SHORT EXERCISE:
Skip the pictures and repeat each line of the data exactly.

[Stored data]

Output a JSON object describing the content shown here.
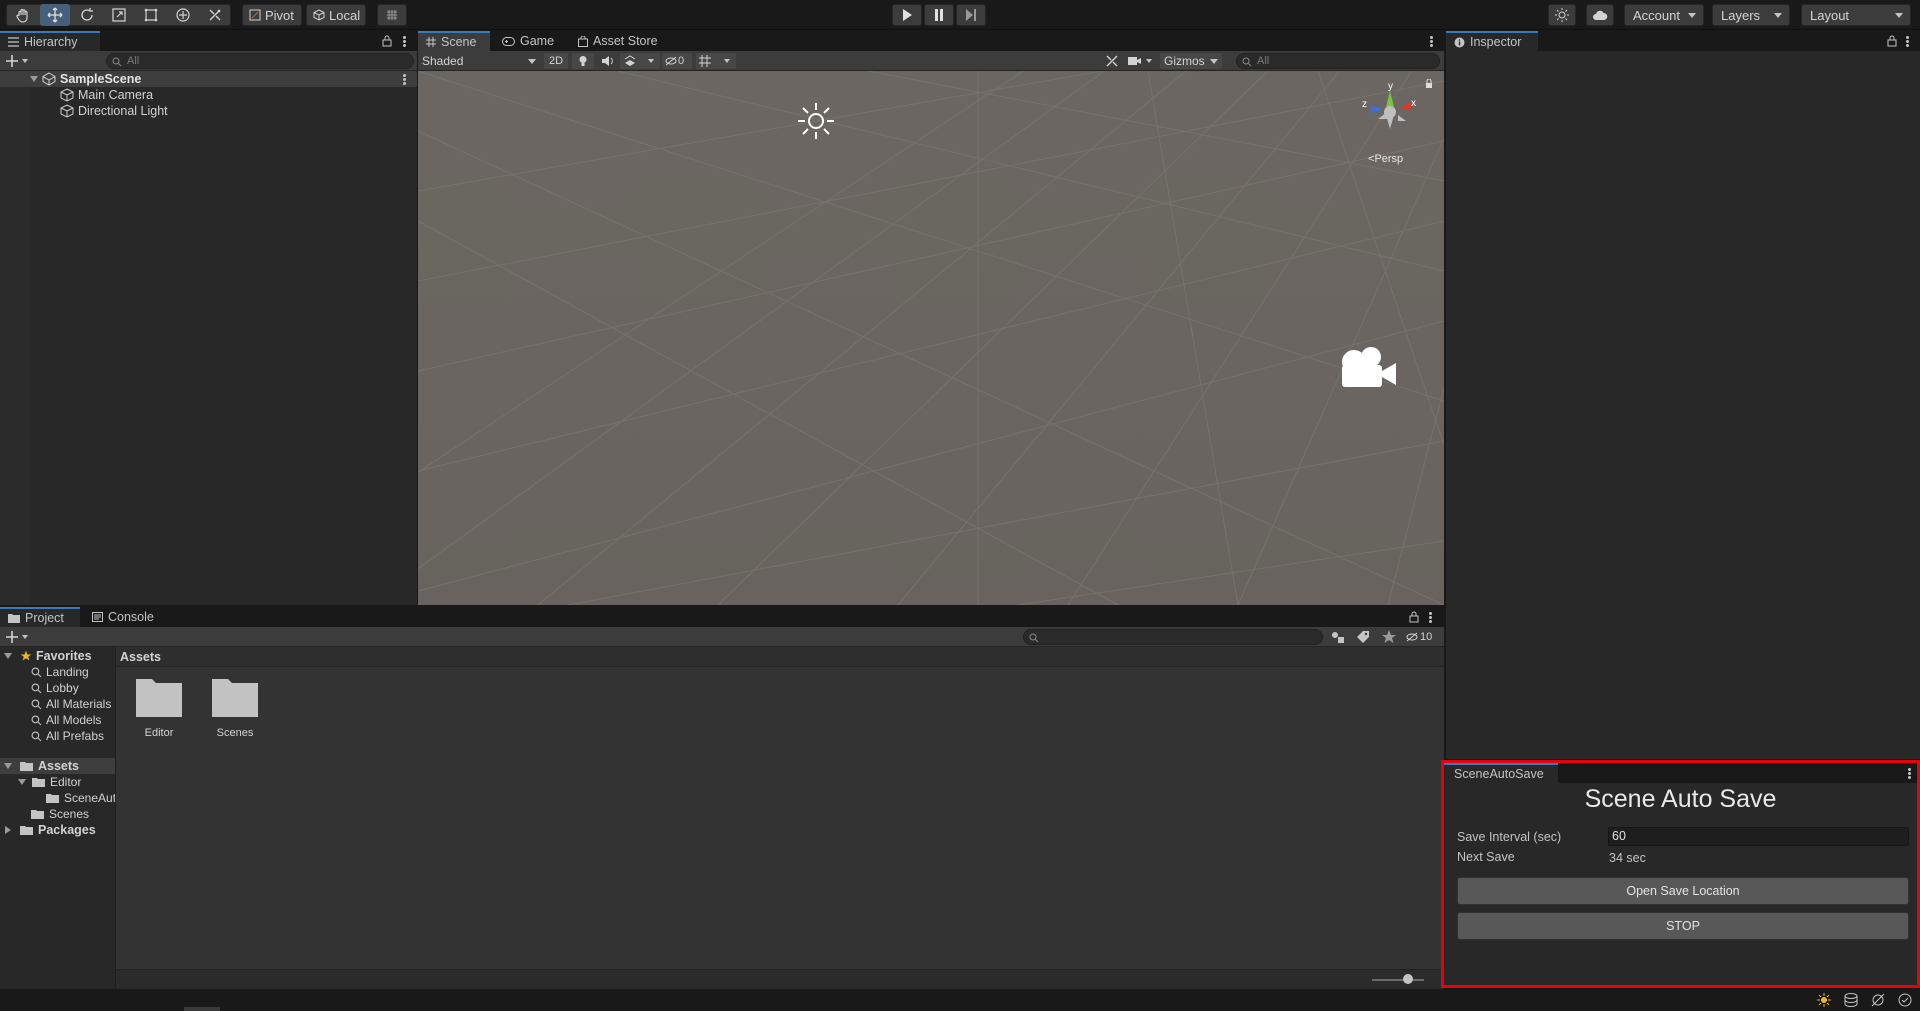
{
  "toolbar": {
    "pivot": "Pivot",
    "local": "Local",
    "account": "Account",
    "layers": "Layers",
    "layout": "Layout"
  },
  "hierarchy": {
    "tab": "Hierarchy",
    "search_placeholder": "All",
    "scene": "SampleScene",
    "items": [
      "Main Camera",
      "Directional Light"
    ]
  },
  "scene_view": {
    "tabs": [
      "Scene",
      "Game",
      "Asset Store"
    ],
    "shading": "Shaded",
    "mode_2d": "2D",
    "hidden_count": "0",
    "gizmos": "Gizmos",
    "search_placeholder": "All",
    "persp": "Persp",
    "axis_labels": {
      "y": "y",
      "x": "x",
      "z": "z"
    }
  },
  "inspector": {
    "tab": "Inspector"
  },
  "project": {
    "tabs": [
      "Project",
      "Console"
    ],
    "hidden_count": "10",
    "favorites_label": "Favorites",
    "favorites": [
      "Landing",
      "Lobby",
      "All Materials",
      "All Models",
      "All Prefabs"
    ],
    "assets_label": "Assets",
    "editor_folder": "Editor",
    "scene_auto_folder": "SceneAutoSave",
    "scenes_folder": "Scenes",
    "packages_label": "Packages",
    "breadcrumb": "Assets",
    "grid_items": [
      "Editor",
      "Scenes"
    ],
    "zoom_level": 0.7
  },
  "auto_save": {
    "tab": "SceneAutoSave",
    "title": "Scene Auto Save",
    "interval_label": "Save Interval (sec)",
    "interval_value": "60",
    "next_label": "Next Save",
    "next_value": "34 sec",
    "open_button": "Open Save Location",
    "stop_button": "STOP"
  },
  "colors": {
    "highlight": "#e8000b",
    "accent": "#3a79bb",
    "scene_bg": "#6a6560"
  }
}
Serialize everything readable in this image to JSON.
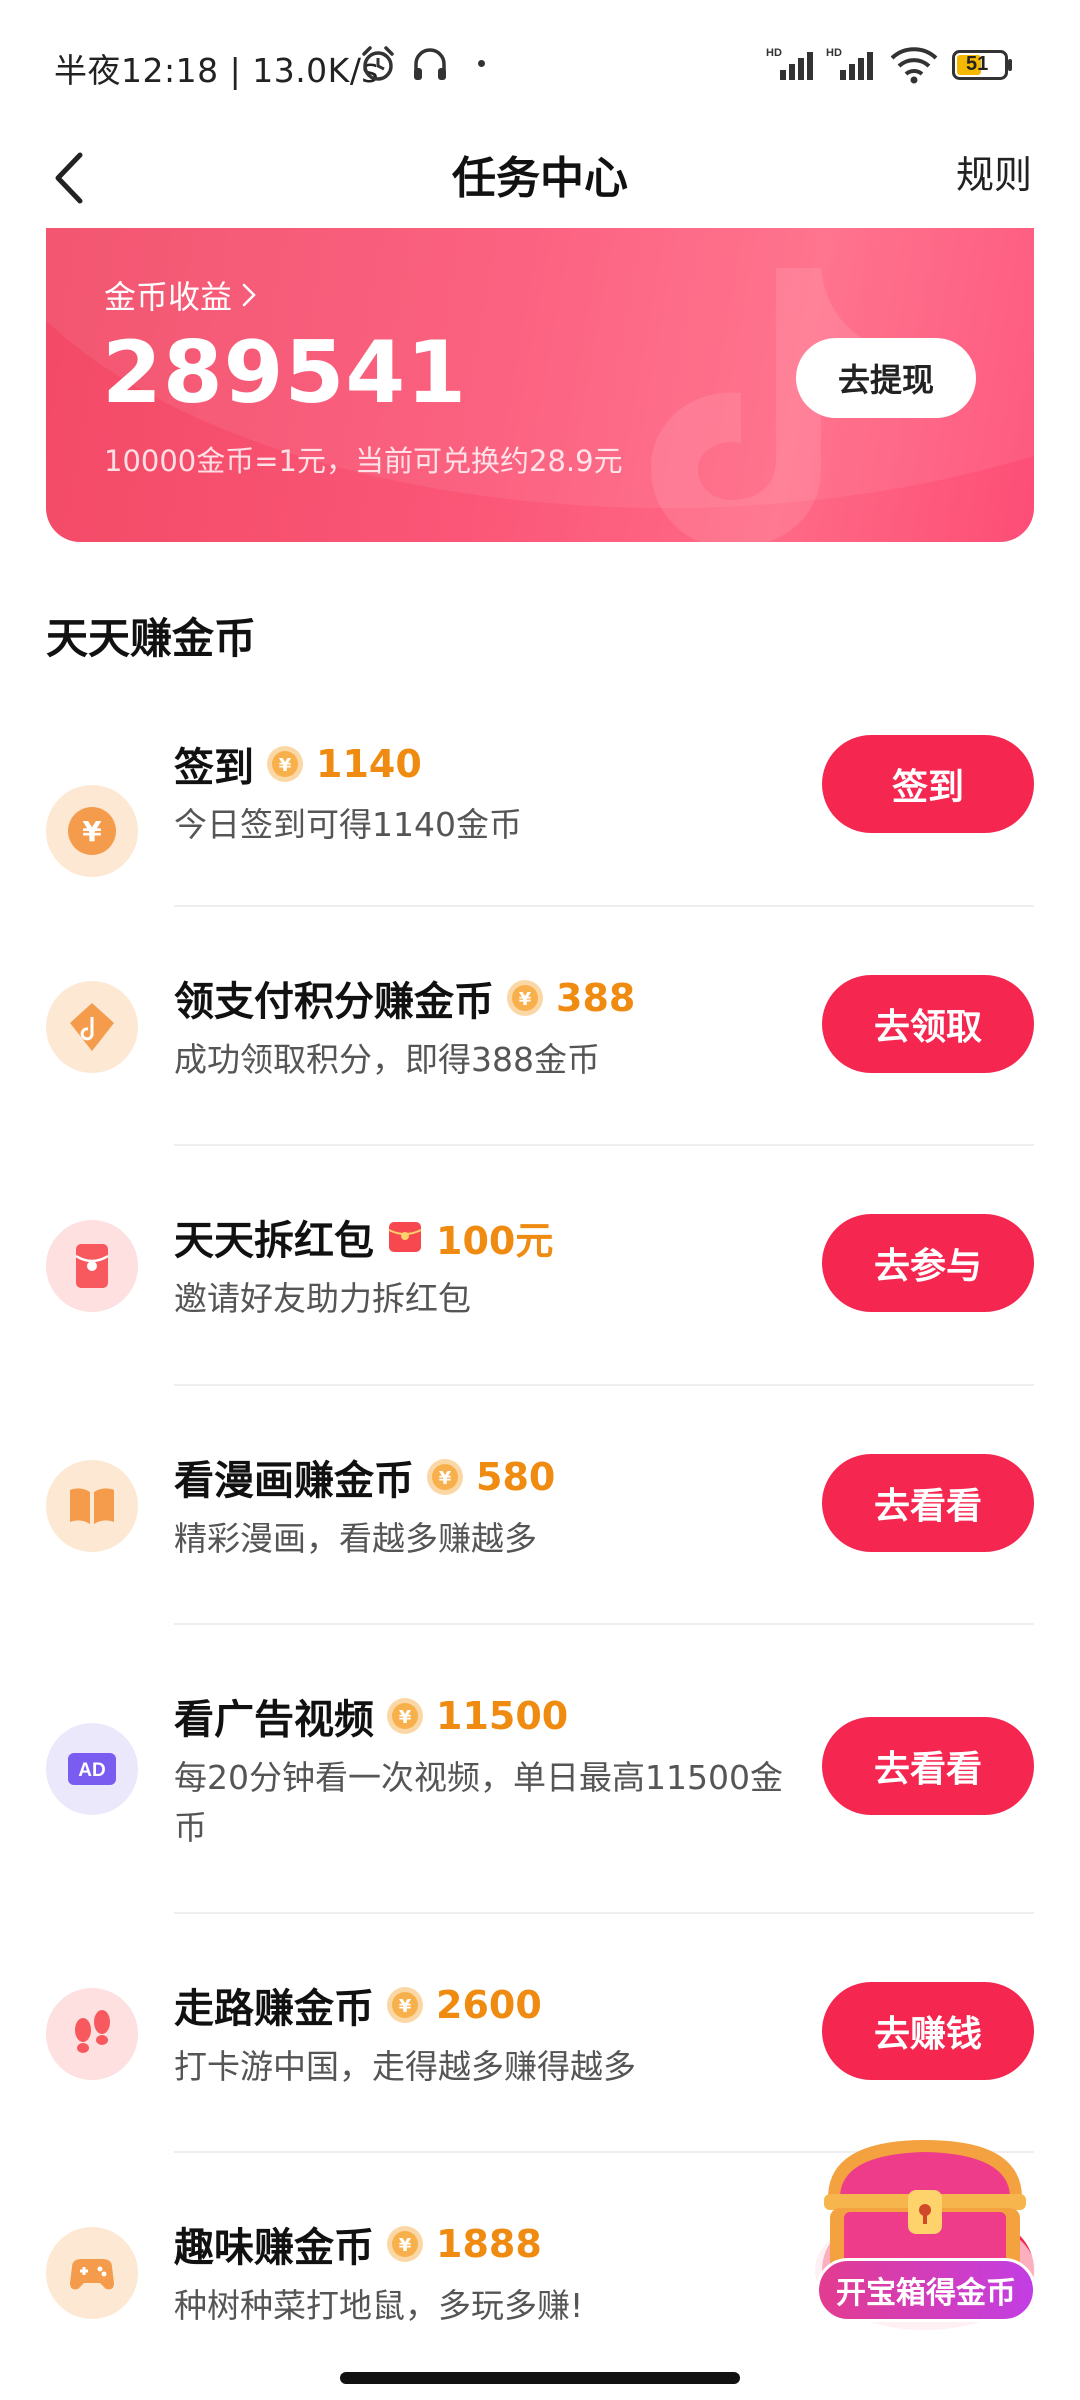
{
  "status_bar": {
    "text": "半夜12:18 | 13.0K/s",
    "battery": "51"
  },
  "nav": {
    "title": "任务中心",
    "rules": "规则"
  },
  "earnings": {
    "label": "金币收益",
    "amount": "289541",
    "rate_note": "10000金币=1元，当前可兑换约28.9元",
    "withdraw_label": "去提现"
  },
  "section_title": "天天赚金币",
  "tasks": [
    {
      "title": "签到",
      "reward": "1140",
      "reward_icon": "coin-icon",
      "desc": "今日签到可得1140金币",
      "button": "签到",
      "icon": "yuan-coin-icon",
      "icon_bg": "#fde8d4"
    },
    {
      "title": "领支付积分赚金币",
      "reward": "388",
      "reward_icon": "coin-icon",
      "desc": "成功领取积分，即得388金币",
      "button": "去领取",
      "icon": "diamond-tag-icon",
      "icon_bg": "#fde8d4"
    },
    {
      "title": "天天拆红包",
      "reward": "100元",
      "reward_icon": "red-envelope-icon",
      "desc": "邀请好友助力拆红包",
      "button": "去参与",
      "icon": "red-envelope-icon",
      "icon_bg": "#fde0df"
    },
    {
      "title": "看漫画赚金币",
      "reward": "580",
      "reward_icon": "coin-icon",
      "desc": "精彩漫画，看越多赚越多",
      "button": "去看看",
      "icon": "book-icon",
      "icon_bg": "#fde8d4"
    },
    {
      "title": "看广告视频",
      "reward": "11500",
      "reward_icon": "coin-icon",
      "desc": "每20分钟看一次视频，单日最高11500金币",
      "button": "去看看",
      "icon": "ad-icon",
      "icon_bg": "#ece8fb"
    },
    {
      "title": "走路赚金币",
      "reward": "2600",
      "reward_icon": "coin-icon",
      "desc": "打卡游中国，走得越多赚得越多",
      "button": "去赚钱",
      "icon": "footprints-icon",
      "icon_bg": "#fde0df"
    },
    {
      "title": "趣味赚金币",
      "reward": "1888",
      "reward_icon": "coin-icon",
      "desc": "种树种菜打地鼠，多玩多赚!",
      "button": "",
      "icon": "gamepad-icon",
      "icon_bg": "#fde8d4"
    }
  ],
  "treasure": {
    "label": "开宝箱得金币"
  },
  "colors": {
    "accent": "#f5264f",
    "reward": "#f08b12",
    "card_start": "#f24a66",
    "card_end": "#ff6a86"
  }
}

THE RESPONSE:
Output a JSON object describing the content shown here.
{
  "toolbar": {
    "pivot": "Pivot",
    "local": "Local",
    "account": "Account",
    "layers": "Layers",
    "layout": "Layout"
  },
  "hierarchy": {
    "tab": "Hierarchy",
    "search_placeholder": "All",
    "scene": "SampleScene",
    "items": [
      "Main Camera",
      "Directional Light"
    ]
  },
  "scene_view": {
    "tabs": [
      "Scene",
      "Game",
      "Asset Store"
    ],
    "shading": "Shaded",
    "mode_2d": "2D",
    "hidden_count": "0",
    "gizmos": "Gizmos",
    "search_placeholder": "All",
    "persp": "Persp",
    "axis_labels": {
      "y": "y",
      "x": "x",
      "z": "z"
    }
  },
  "inspector": {
    "tab": "Inspector"
  },
  "project": {
    "tabs": [
      "Project",
      "Console"
    ],
    "hidden_count": "10",
    "favorites_label": "Favorites",
    "favorites": [
      "Landing",
      "Lobby",
      "All Materials",
      "All Models",
      "All Prefabs"
    ],
    "assets_label": "Assets",
    "editor_folder": "Editor",
    "scene_auto_folder": "SceneAutoSave",
    "scenes_folder": "Scenes",
    "packages_label": "Packages",
    "breadcrumb": "Assets",
    "grid_items": [
      "Editor",
      "Scenes"
    ],
    "zoom_level": 0.7
  },
  "auto_save": {
    "tab": "SceneAutoSave",
    "title": "Scene Auto Save",
    "interval_label": "Save Interval (sec)",
    "interval_value": "60",
    "next_label": "Next Save",
    "next_value": "34 sec",
    "open_button": "Open Save Location",
    "stop_button": "STOP"
  },
  "colors": {
    "highlight": "#e8000b",
    "accent": "#3a79bb",
    "scene_bg": "#6a6560"
  }
}
Serialize everything readable in this image to JSON.
{
  "status_bar": {
    "text": "半夜12:18 | 13.0K/s",
    "battery": "51"
  },
  "nav": {
    "title": "任务中心",
    "rules": "规则"
  },
  "earnings": {
    "label": "金币收益",
    "amount": "289541",
    "rate_note": "10000金币=1元，当前可兑换约28.9元",
    "withdraw_label": "去提现"
  },
  "section_title": "天天赚金币",
  "tasks": [
    {
      "title": "签到",
      "reward": "1140",
      "reward_icon": "coin-icon",
      "desc": "今日签到可得1140金币",
      "button": "签到",
      "icon": "yuan-coin-icon",
      "icon_bg": "#fde8d4"
    },
    {
      "title": "领支付积分赚金币",
      "reward": "388",
      "reward_icon": "coin-icon",
      "desc": "成功领取积分，即得388金币",
      "button": "去领取",
      "icon": "diamond-tag-icon",
      "icon_bg": "#fde8d4"
    },
    {
      "title": "天天拆红包",
      "reward": "100元",
      "reward_icon": "red-envelope-icon",
      "desc": "邀请好友助力拆红包",
      "button": "去参与",
      "icon": "red-envelope-icon",
      "icon_bg": "#fde0df"
    },
    {
      "title": "看漫画赚金币",
      "reward": "580",
      "reward_icon": "coin-icon",
      "desc": "精彩漫画，看越多赚越多",
      "button": "去看看",
      "icon": "book-icon",
      "icon_bg": "#fde8d4"
    },
    {
      "title": "看广告视频",
      "reward": "11500",
      "reward_icon": "coin-icon",
      "desc": "每20分钟看一次视频，单日最高11500金币",
      "button": "去看看",
      "icon": "ad-icon",
      "icon_bg": "#ece8fb"
    },
    {
      "title": "走路赚金币",
      "reward": "2600",
      "reward_icon": "coin-icon",
      "desc": "打卡游中国，走得越多赚得越多",
      "button": "去赚钱",
      "icon": "footprints-icon",
      "icon_bg": "#fde0df"
    },
    {
      "title": "趣味赚金币",
      "reward": "1888",
      "reward_icon": "coin-icon",
      "desc": "种树种菜打地鼠，多玩多赚!",
      "button": "",
      "icon": "gamepad-icon",
      "icon_bg": "#fde8d4"
    }
  ],
  "treasure": {
    "label": "开宝箱得金币"
  },
  "colors": {
    "accent": "#f5264f",
    "reward": "#f08b12",
    "card_start": "#f24a66",
    "card_end": "#ff6a86"
  }
}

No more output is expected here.